* BEGIN STORED RECORDS *
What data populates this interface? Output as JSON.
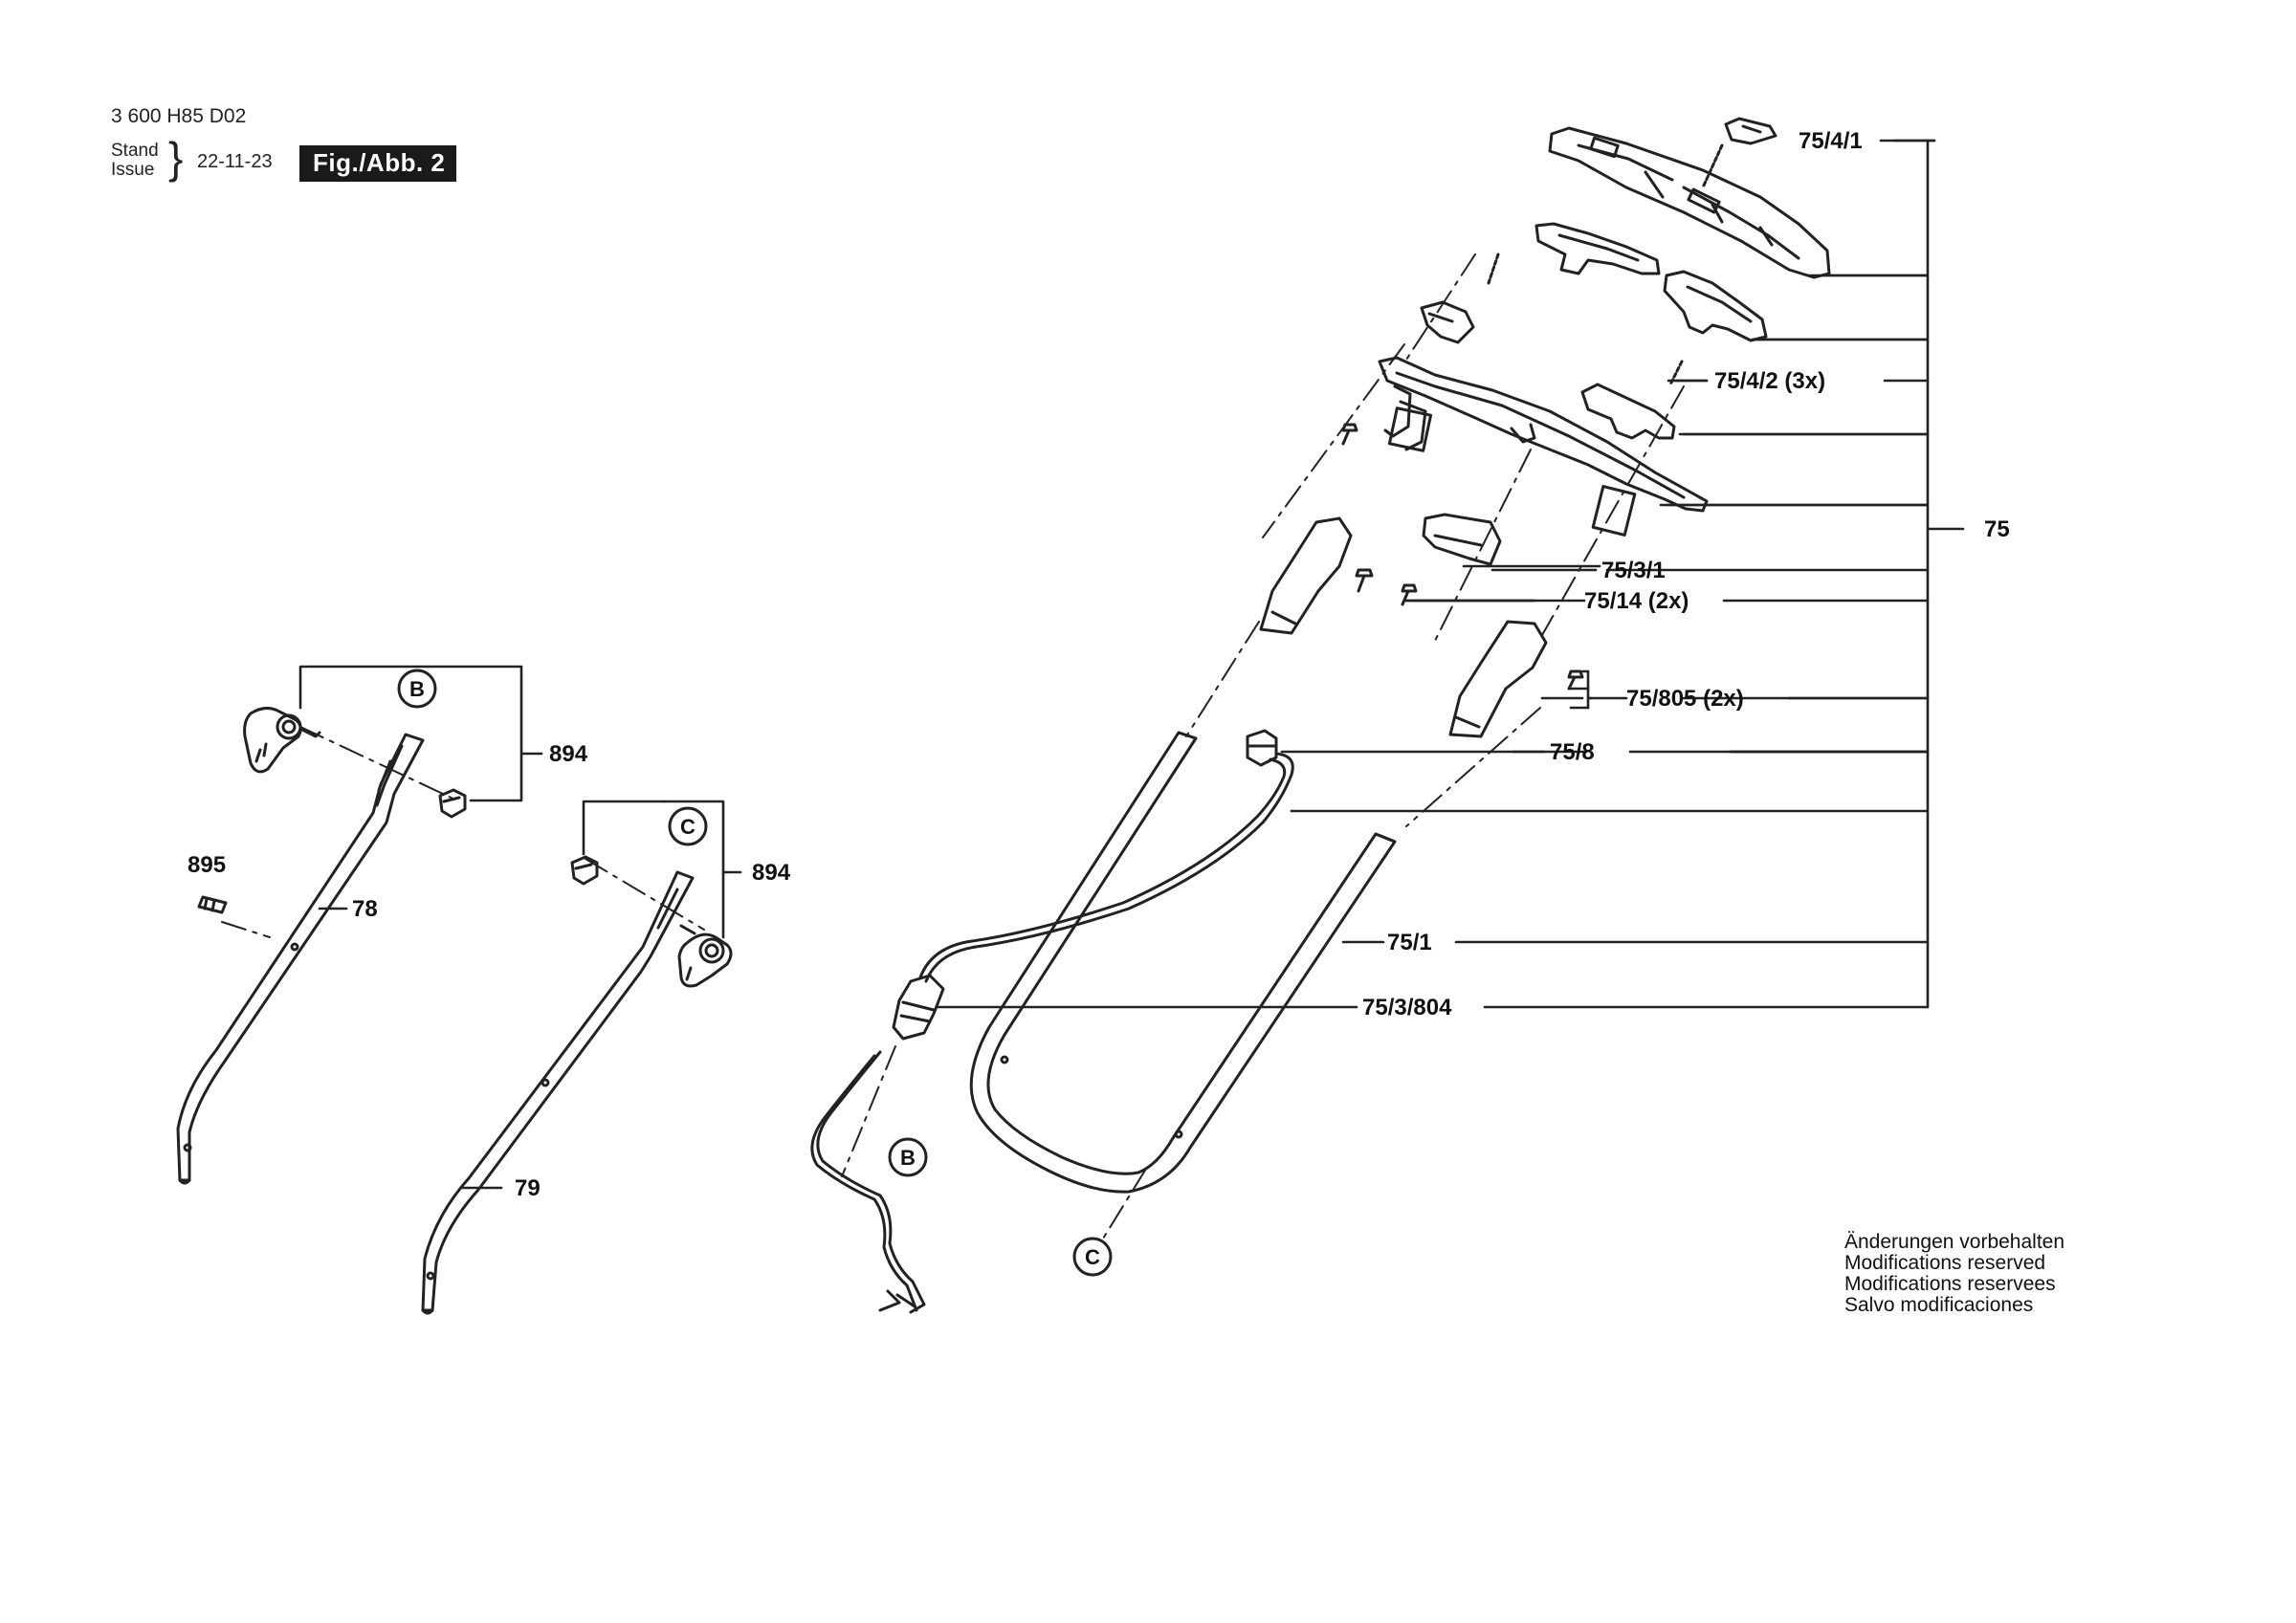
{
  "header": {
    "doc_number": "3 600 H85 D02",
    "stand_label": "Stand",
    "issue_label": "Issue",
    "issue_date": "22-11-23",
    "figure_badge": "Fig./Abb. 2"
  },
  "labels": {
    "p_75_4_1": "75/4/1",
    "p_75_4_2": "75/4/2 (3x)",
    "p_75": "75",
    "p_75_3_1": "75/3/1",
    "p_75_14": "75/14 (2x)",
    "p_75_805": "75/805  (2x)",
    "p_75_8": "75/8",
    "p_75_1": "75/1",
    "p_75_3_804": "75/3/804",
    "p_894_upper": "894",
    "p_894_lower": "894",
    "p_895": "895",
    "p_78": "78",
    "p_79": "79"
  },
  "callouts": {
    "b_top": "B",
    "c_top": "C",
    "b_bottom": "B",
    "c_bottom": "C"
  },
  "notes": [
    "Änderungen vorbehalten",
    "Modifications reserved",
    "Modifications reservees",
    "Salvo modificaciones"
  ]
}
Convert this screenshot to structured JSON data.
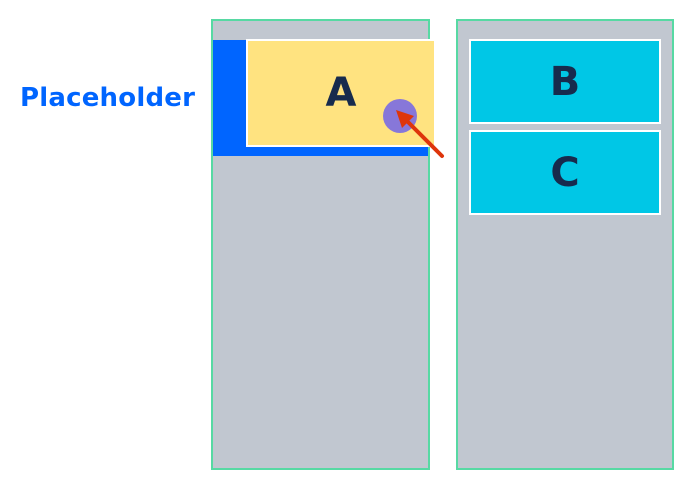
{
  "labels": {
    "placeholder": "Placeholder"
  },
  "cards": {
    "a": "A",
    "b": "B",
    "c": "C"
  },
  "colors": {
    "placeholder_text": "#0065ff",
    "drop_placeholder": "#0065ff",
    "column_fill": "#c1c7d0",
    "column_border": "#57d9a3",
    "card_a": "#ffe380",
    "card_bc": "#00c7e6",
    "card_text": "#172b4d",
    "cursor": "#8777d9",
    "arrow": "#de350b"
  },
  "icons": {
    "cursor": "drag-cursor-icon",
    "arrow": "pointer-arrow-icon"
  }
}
* END STORED RECORDS *
• JOB: Make an exact copy of the records shown above, without the pictures.

• THE RESPONSE:
What data populates this interface? Output as JSON.
{
  "header": {
    "doc_number": "3 600 H85 D02",
    "stand_label": "Stand",
    "issue_label": "Issue",
    "issue_date": "22-11-23",
    "figure_badge": "Fig./Abb. 2"
  },
  "labels": {
    "p_75_4_1": "75/4/1",
    "p_75_4_2": "75/4/2 (3x)",
    "p_75": "75",
    "p_75_3_1": "75/3/1",
    "p_75_14": "75/14 (2x)",
    "p_75_805": "75/805  (2x)",
    "p_75_8": "75/8",
    "p_75_1": "75/1",
    "p_75_3_804": "75/3/804",
    "p_894_upper": "894",
    "p_894_lower": "894",
    "p_895": "895",
    "p_78": "78",
    "p_79": "79"
  },
  "callouts": {
    "b_top": "B",
    "c_top": "C",
    "b_bottom": "B",
    "c_bottom": "C"
  },
  "notes": [
    "Änderungen vorbehalten",
    "Modifications reserved",
    "Modifications reservees",
    "Salvo modificaciones"
  ]
}
Convert this screenshot to structured JSON data.
{
  "labels": {
    "placeholder": "Placeholder"
  },
  "cards": {
    "a": "A",
    "b": "B",
    "c": "C"
  },
  "colors": {
    "placeholder_text": "#0065ff",
    "drop_placeholder": "#0065ff",
    "column_fill": "#c1c7d0",
    "column_border": "#57d9a3",
    "card_a": "#ffe380",
    "card_bc": "#00c7e6",
    "card_text": "#172b4d",
    "cursor": "#8777d9",
    "arrow": "#de350b"
  },
  "icons": {
    "cursor": "drag-cursor-icon",
    "arrow": "pointer-arrow-icon"
  }
}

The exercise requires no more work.